## Extracted material
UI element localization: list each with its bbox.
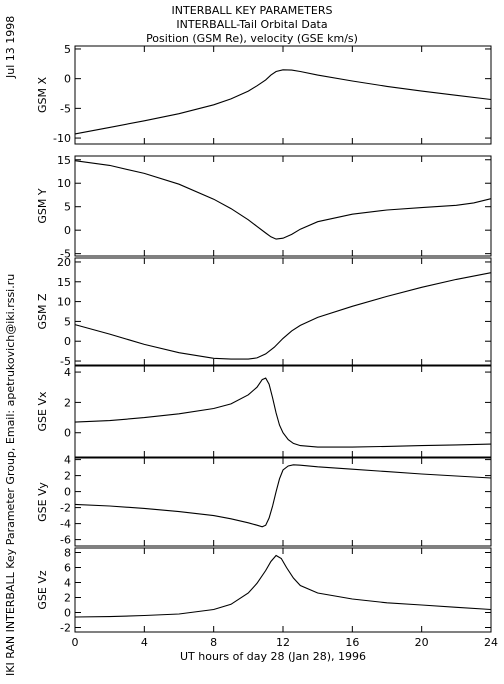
panel-frame-4 xyxy=(74,365,492,458)
y-tick-label: 0 xyxy=(64,335,71,348)
panel-frame-2 xyxy=(74,155,492,257)
y-axis-label: GSM X xyxy=(36,77,49,113)
y-tick-label: 5 xyxy=(64,43,71,56)
y-tick-label: 5 xyxy=(64,315,71,328)
panel-frame-1 xyxy=(74,45,492,145)
y-tick-label: 0 xyxy=(64,224,71,237)
y-tick-label: 10 xyxy=(57,296,71,309)
chart-subtitle: INTERBALL-Tail Orbital Data xyxy=(176,18,328,31)
series-line-6 xyxy=(74,554,492,618)
y-tick-label: 6 xyxy=(64,562,71,575)
y-tick-label: 4 xyxy=(64,454,71,467)
y-tick-label: -2 xyxy=(60,502,71,515)
y-tick-label: 2 xyxy=(64,592,71,605)
y-tick-label: 0 xyxy=(64,486,71,499)
y-tick-label: 15 xyxy=(57,154,71,167)
y-tick-label: -4 xyxy=(60,518,71,531)
series-line-4 xyxy=(74,377,492,448)
series-line-2 xyxy=(74,160,492,240)
x-tick-label: 20 xyxy=(415,636,429,649)
y-tick-label: 0 xyxy=(64,73,71,86)
x-tick-label: 12 xyxy=(276,636,290,649)
y-axis-label: GSM Y xyxy=(36,188,49,223)
x-tick-label: 24 xyxy=(484,636,498,649)
y-tick-label: 2 xyxy=(64,396,71,409)
y-tick-label: -10 xyxy=(53,132,71,145)
y-tick-label: 10 xyxy=(57,177,71,190)
y-tick-label: 8 xyxy=(64,547,71,560)
y-tick-label: 4 xyxy=(64,366,71,379)
y-tick-label: 2 xyxy=(64,470,71,483)
x-tick-label: 4 xyxy=(141,636,148,649)
y-tick-label: 15 xyxy=(57,276,71,289)
panel-frame-3 xyxy=(74,257,492,366)
y-axis-label: GSE Vz xyxy=(36,570,49,609)
series-line-3 xyxy=(74,272,492,360)
x-axis-label: UT hours of day 28 (Jan 28), 1996 xyxy=(180,650,366,663)
series-line-5 xyxy=(74,464,492,528)
series-line-1 xyxy=(74,69,492,135)
y-tick-label: 5 xyxy=(64,201,71,214)
y-tick-label: 0 xyxy=(64,607,71,620)
y-axis-label: GSE Vx xyxy=(36,391,49,431)
y-tick-label: -5 xyxy=(60,355,71,368)
chart-subtitle-2: Position (GSM Re), velocity (GSE km/s) xyxy=(146,32,358,45)
x-tick-label: 0 xyxy=(72,636,79,649)
y-tick-label: 20 xyxy=(57,256,71,269)
y-tick-label: -2 xyxy=(60,622,71,635)
x-tick-label: 16 xyxy=(345,636,359,649)
x-tick-label: 8 xyxy=(210,636,217,649)
y-tick-label: 0 xyxy=(64,427,71,440)
y-tick-label: 4 xyxy=(64,577,71,590)
y-tick-label: -5 xyxy=(60,102,71,115)
y-axis-label: GSE Vy xyxy=(36,482,49,522)
chart-title: INTERBALL KEY PARAMETERS xyxy=(171,4,333,17)
y-tick-label: -6 xyxy=(60,534,71,547)
y-tick-label: -5 xyxy=(60,248,71,261)
y-axis-label: GSM Z xyxy=(36,293,49,329)
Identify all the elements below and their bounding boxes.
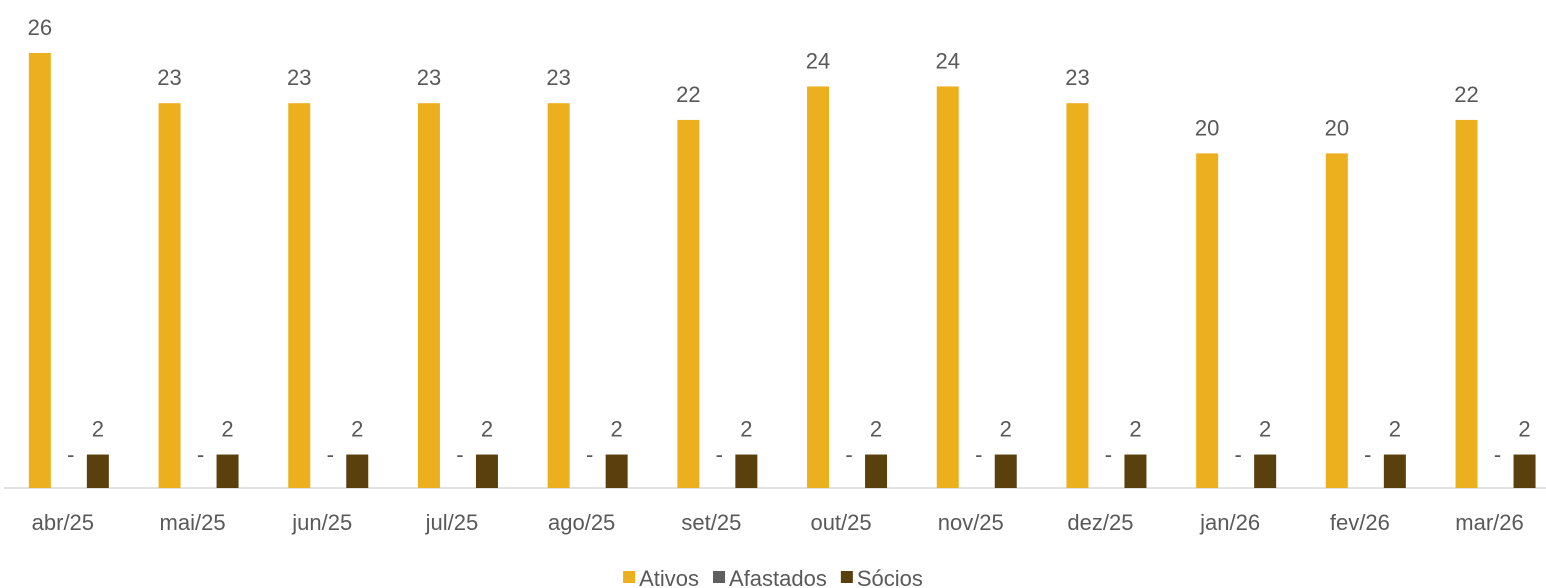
data-label: 23 xyxy=(287,65,311,90)
bar xyxy=(1254,454,1277,488)
data-label: 2 xyxy=(870,417,882,442)
bar xyxy=(417,103,440,488)
bar xyxy=(735,454,758,488)
data-label: 22 xyxy=(1454,82,1478,107)
data-label: 2 xyxy=(611,417,623,442)
x-tick-label: jun/25 xyxy=(291,510,352,535)
data-label: 24 xyxy=(806,48,830,73)
x-tick-label: nov/25 xyxy=(938,510,1004,535)
x-tick-label: mar/26 xyxy=(1455,510,1523,535)
data-label: - xyxy=(975,442,982,467)
bar xyxy=(865,454,888,488)
data-label: 2 xyxy=(1129,417,1141,442)
data-label: - xyxy=(1494,442,1501,467)
bar xyxy=(475,454,498,488)
x-tick-label: jan/26 xyxy=(1199,510,1260,535)
bar xyxy=(936,86,959,488)
bar xyxy=(346,454,369,488)
data-label: 20 xyxy=(1325,115,1349,140)
legend-label: Sócios xyxy=(857,566,923,588)
x-tick-label: out/25 xyxy=(810,510,871,535)
data-label: - xyxy=(456,442,463,467)
data-label: - xyxy=(845,442,852,467)
legend-label: Ativos xyxy=(639,566,699,588)
bar xyxy=(216,454,239,488)
bar xyxy=(288,103,311,488)
bar xyxy=(807,86,830,488)
x-tick-label: jul/25 xyxy=(425,510,479,535)
data-label: - xyxy=(67,442,74,467)
data-label: 23 xyxy=(546,65,570,90)
bar xyxy=(994,454,1017,488)
x-tick-label: mai/25 xyxy=(160,510,226,535)
data-label: 20 xyxy=(1195,115,1219,140)
data-label: 2 xyxy=(1389,417,1401,442)
data-label: 24 xyxy=(936,48,960,73)
bar xyxy=(605,454,628,488)
x-tick-label: fev/26 xyxy=(1330,510,1390,535)
bar xyxy=(677,119,700,488)
x-tick-label: set/25 xyxy=(681,510,741,535)
data-label: 23 xyxy=(157,65,181,90)
data-label: - xyxy=(1234,442,1241,467)
x-tick-label: abr/25 xyxy=(32,510,94,535)
bar xyxy=(1383,454,1406,488)
bar xyxy=(1513,454,1536,488)
data-label: - xyxy=(716,442,723,467)
bar xyxy=(1455,119,1478,488)
bar xyxy=(547,103,570,488)
x-tick-label: ago/25 xyxy=(548,510,615,535)
bar xyxy=(158,103,181,488)
data-label: 2 xyxy=(1000,417,1012,442)
data-label: - xyxy=(327,442,334,467)
x-tick-label: dez/25 xyxy=(1067,510,1133,535)
bar xyxy=(86,454,109,488)
legend-swatch xyxy=(623,571,636,583)
data-label: - xyxy=(1364,442,1371,467)
bar xyxy=(1066,103,1089,488)
legend-swatch xyxy=(840,571,853,583)
data-label: 2 xyxy=(92,417,104,442)
legend-swatch xyxy=(713,571,726,583)
bar xyxy=(1325,153,1348,488)
data-label: 2 xyxy=(351,417,363,442)
data-label: 23 xyxy=(417,65,441,90)
data-label: 23 xyxy=(1065,65,1089,90)
data-label: 2 xyxy=(1518,417,1530,442)
data-label: 2 xyxy=(481,417,493,442)
data-label: - xyxy=(1105,442,1112,467)
data-label: 26 xyxy=(28,15,52,40)
data-label: - xyxy=(586,442,593,467)
data-label: 2 xyxy=(1259,417,1271,442)
legend-label: Afastados xyxy=(729,566,827,588)
data-label: - xyxy=(197,442,204,467)
bar xyxy=(28,53,51,488)
data-label: 2 xyxy=(740,417,752,442)
data-label: 22 xyxy=(676,82,700,107)
data-label: 2 xyxy=(221,417,233,442)
bar xyxy=(1124,454,1147,488)
bar xyxy=(1196,153,1219,488)
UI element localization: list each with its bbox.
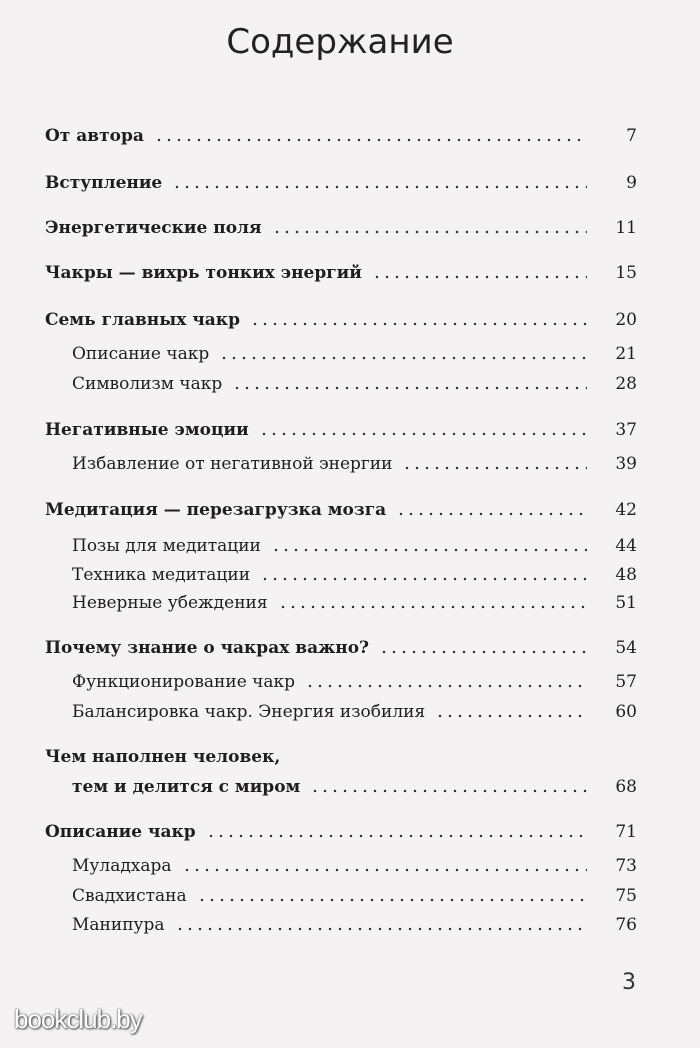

## Goal
Can you put each line of the data above into a Markdown table with the columns "No." and "Line", numbering the rows and leaving out blank lines and the pictures?

## The output
| No. | Line |
|---|---|
| 1 | UI element localization: list each with its bbox. |
| 2 | panel-frame-4 xyxy=(74,365,492,458) |
| 3 | y-tick-label: 0 xyxy=(64,335,71,348) |
| 4 | panel-frame-2 xyxy=(74,155,492,257) |
| 5 | y-axis-label: GSM X xyxy=(36,77,49,113) |
| 6 | y-tick-label: 5 xyxy=(64,43,71,56) |
| 7 | y-tick-label: 5 xyxy=(64,315,71,328) |
| 8 | panel-frame-1 xyxy=(74,45,492,145) |
| 9 | y-tick-label: 0 xyxy=(64,224,71,237) |
| 10 | y-tick-label: 10 xyxy=(57,296,71,309) |
| 11 | chart-subtitle: INTERBALL-Tail Orbital Data xyxy=(176,18,328,31) |
| 12 | series-line-6 xyxy=(74,554,492,618) |
| 13 | y-tick-label: 6 xyxy=(64,562,71,575) |
| 14 | y-tick-label: 4 xyxy=(64,454,71,467) |
| 15 | y-tick-label: -2 xyxy=(60,502,71,515) |
| 16 | y-tick-label: 2 xyxy=(64,592,71,605) |
| 17 | y-tick-label: 0 xyxy=(64,486,71,499) |
| 18 | y-tick-label: 15 xyxy=(57,154,71,167) |
| 19 | y-tick-label: -4 xyxy=(60,518,71,531) |
| 20 | series-line-4 xyxy=(74,377,492,448) |
| 21 | series-line-2 xyxy=(74,160,492,240) |
| 22 | x-tick-label: 20 xyxy=(415,636,429,649) |
| 23 | y-tick-label: 0 xyxy=(64,73,71,86) |
| 24 | x-tick-label: 12 xyxy=(276,636,290,649) |
| 25 | y-axis-label: GSM Y xyxy=(36,188,49,223) |
| 26 | x-tick-label: 24 xyxy=(484,636,498,649) |
| 27 | y-tick-label: 2 xyxy=(64,396,71,409) |
| 28 | y-tick-label: -10 xyxy=(53,132,71,145) |
| 29 | y-tick-label: 10 xyxy=(57,177,71,190) |
| 30 | y-tick-label: 8 xyxy=(64,547,71,560) |
| 31 | y-tick-label: 4 xyxy=(64,366,71,379) |
| 32 | y-tick-label: 2 xyxy=(64,470,71,483) |
| 33 | x-tick-label: 4 xyxy=(141,636,148,649) |
| 34 | y-tick-label: 15 xyxy=(57,276,71,289) |
| 35 | panel-frame-3 xyxy=(74,257,492,366) |
| 36 | y-axis-label: GSE Vz xyxy=(36,570,49,609) |
| 37 | series-line-3 xyxy=(74,272,492,360) |
| 38 | x-axis-label: UT hours of day 28 (Jan 28), 1996 xyxy=(180,650,366,663) |
| 39 | series-line-5 xyxy=(74,464,492,528) |
| 40 | series-line-1 xyxy=(74,69,492,135) |
| 41 | y-tick-label: 5 xyxy=(64,201,71,214) |
| 42 | y-tick-label: 0 xyxy=(64,607,71,620) |
| 43 | y-axis-label: GSE Vx xyxy=(36,391,49,431) |
| 44 | y-tick-label: -5 xyxy=(60,355,71,368) |
| 45 | chart-subtitle-2: Position (GSM Re), velocity (GSE km/s) xyxy=(146,32,358,45) |
| 46 | x-tick-label: 0 xyxy=(72,636,79,649) |
| 47 | y-tick-label: 20 xyxy=(57,256,71,269) |
| 48 | y-tick-label: -2 xyxy=(60,622,71,635) |
| 49 | x-tick-label: 16 xyxy=(345,636,359,649) |
| 50 | x-tick-label: 8 xyxy=(210,636,217,649) |
| 51 | y-tick-label: 0 xyxy=(64,427,71,440) |
| 52 | y-tick-label: 4 xyxy=(64,577,71,590) |
| 53 | y-tick-label: -5 xyxy=(60,102,71,115) |
| 54 | y-axis-label: GSE Vy xyxy=(36,482,49,522) |
| 55 | chart-title: INTERBALL KEY PARAMETERS xyxy=(171,4,333,17) |
| 56 | y-tick-label: -6 xyxy=(60,534,71,547) |
| 57 | y-tick-label: -5 xyxy=(60,248,71,261) |
| 58 | y-axis-label: GSM Z xyxy=(36,293,49,329) |
| 59 | Identify all the elements below and their bounding boxes. |
| 60 | data-label: 23 xyxy=(287,65,311,90) |
| 61 | bar xyxy=(1254,454,1277,488) |
| 62 | data-label: 2 xyxy=(870,417,882,442) |
| 63 | bar xyxy=(417,103,440,488) |
| 64 | bar xyxy=(735,454,758,488) |
| 65 | data-label: 22 xyxy=(1454,82,1478,107) |
| 66 | data-label: 2 xyxy=(611,417,623,442) |
| 67 | x-tick-label: jun/25 xyxy=(291,510,352,535) |
| 68 | data-label: 24 xyxy=(806,48,830,73) |
| 69 | x-tick-label: nov/25 xyxy=(938,510,1004,535) |
| 70 | x-tick-label: mar/26 xyxy=(1455,510,1523,535) |
| 71 | data-label: - xyxy=(975,442,982,467) |
| 72 | bar xyxy=(865,454,888,488) |
| 73 | data-label: 2 xyxy=(1129,417,1141,442) |
| 74 | data-label: - xyxy=(1494,442,1501,467) |
| 75 | bar xyxy=(475,454,498,488) |
| 76 | x-tick-label: jan/26 xyxy=(1199,510,1260,535) |
| 77 | bar xyxy=(936,86,959,488) |
| 78 | bar xyxy=(346,454,369,488) |
| 79 | data-label: 20 xyxy=(1325,115,1349,140) |
| 80 | legend-label: Sócios xyxy=(857,566,923,588) |
| 81 | x-tick-label: out/25 xyxy=(810,510,871,535) |
| 82 | data-label: - xyxy=(456,442,463,467) |
| 83 | data-label: - xyxy=(845,442,852,467) |
| 84 | legend-label: Ativos xyxy=(639,566,699,588) |
| 85 | bar xyxy=(216,454,239,488) |
| 86 | bar xyxy=(288,103,311,488) |
| 87 | bar xyxy=(807,86,830,488) |
| 88 | x-tick-label: jul/25 xyxy=(425,510,479,535) |
| 89 | data-label: - xyxy=(67,442,74,467) |
| 90 | data-label: 23 xyxy=(546,65,570,90) |
| 91 | bar xyxy=(994,454,1017,488) |
| 92 | x-tick-label: mai/25 xyxy=(160,510,226,535) |
| 93 | data-label: 20 xyxy=(1195,115,1219,140) |
| 94 | data-label: 2 xyxy=(1389,417,1401,442) |
| 95 | data-label: 24 xyxy=(936,48,960,73) |
| 96 | bar xyxy=(605,454,628,488) |
| 97 | x-tick-label: fev/26 xyxy=(1330,510,1390,535) |
| 98 | bar xyxy=(677,119,700,488) |
| 99 | x-tick-label: set/25 xyxy=(681,510,741,535) |
| 100 | data-label: 23 xyxy=(157,65,181,90) |
| 101 | data-label: - xyxy=(1234,442,1241,467) |
| 102 | x-tick-label: abr/25 xyxy=(32,510,94,535) |
| 103 | bar xyxy=(1383,454,1406,488) |
| 104 | bar xyxy=(1513,454,1536,488) |
| 105 | data-label: - xyxy=(716,442,723,467) |
| 106 | bar xyxy=(1455,119,1478,488) |
| 107 | bar xyxy=(547,103,570,488) |
| 108 | x-tick-label: ago/25 xyxy=(548,510,615,535) |
| 109 | bar xyxy=(158,103,181,488) |
| 110 | data-label: 2 xyxy=(1000,417,1012,442) |
| 111 | data-label: - xyxy=(327,442,334,467) |
| 112 | x-tick-label: dez/25 xyxy=(1067,510,1133,535) |
| 113 | bar xyxy=(86,454,109,488) |
| 114 | legend-swatch xyxy=(623,571,636,583) |
| 115 | data-label: - xyxy=(1364,442,1371,467) |
| 116 | bar xyxy=(1066,103,1089,488) |
| 117 | legend-swatch xyxy=(840,571,853,583) |
| 118 | data-label: 2 xyxy=(92,417,104,442) |
| 119 | legend-swatch xyxy=(713,571,726,583) |
| 120 | bar xyxy=(1325,153,1348,488) |
| 121 | data-label: 2 xyxy=(351,417,363,442) |
| 122 | data-label: 23 xyxy=(417,65,441,90) |
| 123 | data-label: 23 xyxy=(1065,65,1089,90) |
| 124 | data-label: 2 xyxy=(1518,417,1530,442) |
| 125 | data-label: 2 xyxy=(481,417,493,442) |
| 126 | data-label: - xyxy=(1105,442,1112,467) |
| 127 | data-label: 26 xyxy=(28,15,52,40) |
| 128 | data-label: - xyxy=(586,442,593,467) |
| 129 | data-label: 2 xyxy=(1259,417,1271,442) |
| 130 | legend-label: Afastados xyxy=(729,566,827,588) |
| 131 | data-label: - xyxy=(197,442,204,467) |
| 132 | bar xyxy=(28,53,51,488) |
| 133 | data-label: 2 xyxy=(740,417,752,442) |
| 134 | data-label: 22 xyxy=(676,82,700,107) |
| 135 | data-label: 2 xyxy=(221,417,233,442) |
| 136 | bar xyxy=(1124,454,1147,488) |
| 137 | bar xyxy=(1196,153,1219,488) |
| 138 | UI element localization: list each with its bbox. |